__Required task__
Below you will find a set of lines. Repeat them all exactly.

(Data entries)
[START]
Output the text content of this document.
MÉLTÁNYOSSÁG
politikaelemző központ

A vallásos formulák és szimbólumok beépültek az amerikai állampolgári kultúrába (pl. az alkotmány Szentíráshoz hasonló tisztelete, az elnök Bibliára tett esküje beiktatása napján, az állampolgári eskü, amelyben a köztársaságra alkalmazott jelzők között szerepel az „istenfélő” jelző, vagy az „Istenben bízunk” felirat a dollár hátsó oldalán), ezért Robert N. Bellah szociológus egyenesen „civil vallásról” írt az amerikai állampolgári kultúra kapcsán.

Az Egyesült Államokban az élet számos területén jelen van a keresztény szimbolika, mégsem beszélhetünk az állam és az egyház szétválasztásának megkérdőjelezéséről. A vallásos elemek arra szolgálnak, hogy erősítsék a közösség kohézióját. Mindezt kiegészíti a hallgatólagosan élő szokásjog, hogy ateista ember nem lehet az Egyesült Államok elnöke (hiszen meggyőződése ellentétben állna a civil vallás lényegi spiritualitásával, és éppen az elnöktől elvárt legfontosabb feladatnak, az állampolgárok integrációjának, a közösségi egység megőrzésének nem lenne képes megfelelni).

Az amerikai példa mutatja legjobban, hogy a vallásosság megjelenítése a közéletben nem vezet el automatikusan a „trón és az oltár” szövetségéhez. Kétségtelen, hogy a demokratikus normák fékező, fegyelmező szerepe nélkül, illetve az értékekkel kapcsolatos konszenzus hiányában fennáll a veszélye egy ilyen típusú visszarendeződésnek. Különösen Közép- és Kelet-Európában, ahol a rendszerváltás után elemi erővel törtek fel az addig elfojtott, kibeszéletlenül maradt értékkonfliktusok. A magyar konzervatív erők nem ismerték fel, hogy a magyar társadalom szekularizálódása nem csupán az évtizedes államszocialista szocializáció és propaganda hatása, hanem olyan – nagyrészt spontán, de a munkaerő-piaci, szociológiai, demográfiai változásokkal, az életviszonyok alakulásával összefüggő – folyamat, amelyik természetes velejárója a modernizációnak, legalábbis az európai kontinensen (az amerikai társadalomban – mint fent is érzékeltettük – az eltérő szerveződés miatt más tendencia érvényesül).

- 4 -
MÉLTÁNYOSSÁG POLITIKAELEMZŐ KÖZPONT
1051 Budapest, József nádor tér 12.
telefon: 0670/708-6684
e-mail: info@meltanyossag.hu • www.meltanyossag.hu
[END]
__Reply to the task__
Output the text content of this document.
MÉLTÁNYOSSÁG
politikaelemző központ

A vallásos formulák és szimbólumok beépültek az amerikai állampolgári kultúrába (pl. az alkotmány Szentíráshoz hasonló tisztelete, az elnök Bibliára tett esküje beiktatása napján, az állampolgári eskü, amelyben a köztársaságra alkalmazott jelzők között szerepel az „istenfélő” jelző, vagy az „Istenben bízunk” felirat a dollár hátsó oldalán), ezért Robert N. Bellah szociológus egyenesen „civil vallásról” írt az amerikai állampolgári kultúra kapcsán.

Az Egyesült Államokban az élet számos területén jelen van a keresztény szimbolika, mégsem beszélhetünk az állam és az egyház szétválasztásának megkérdőjelezéséről. A vallásos elemek arra szolgálnak, hogy erősítsék a közösség kohézióját. Mindezt kiegészíti a hallgatólagosan élő szokásjog, hogy ateista ember nem lehet az Egyesült Államok elnöke (hiszen meggyőződése ellentétben állna a civil vallás lényegi spiritualitásával, és éppen az elnöktől elvárt legfontosabb feladatnak, az állampolgárok integrációjának, a közösségi egység megőrzésének nem lenne képes megfelelni).

Az amerikai példa mutatja legjobban, hogy a vallásosság megjelenítése a közéletben nem vezet el automatikusan a „trón és az oltár” szövetségéhez. Kétségtelen, hogy a demokratikus normák fékező, fegyelmező szerepe nélkül, illetve az értékekkel kapcsolatos konszenzus hiányában fennáll a veszélye egy ilyen típusú visszarendeződésnek. Különösen Közép- és Kelet-Európában, ahol a rendszerváltás után elemi erővel törtek fel az addig elfojtott, kibeszéletlenül maradt értékkonfliktusok. A magyar konzervatív erők nem ismerték fel, hogy a magyar társadalom szekularizálódása nem csupán az évtizedes államszocialista szocializáció és propaganda hatása, hanem olyan – nagyrészt spontán, de a munkaerő-piaci, szociológiai, demográfiai változásokkal, az életviszonyok alakulásával összefüggő – folyamat, amelyik természetes velejárója a modernizációnak, legalábbis az európai kontinensen (az amerikai társadalomban – mint fent is érzékeltettük – az eltérő szerveződés miatt más tendencia érvényesül).

- 4 -
MÉLTÁNYOSSÁG POLITIKAELEMZŐ KÖZPONT
1051 Budapest, József nádor tér 12.
telefon: 0670/708-6684
e-mail: info@meltanyossag.hu • www.meltanyossag.hu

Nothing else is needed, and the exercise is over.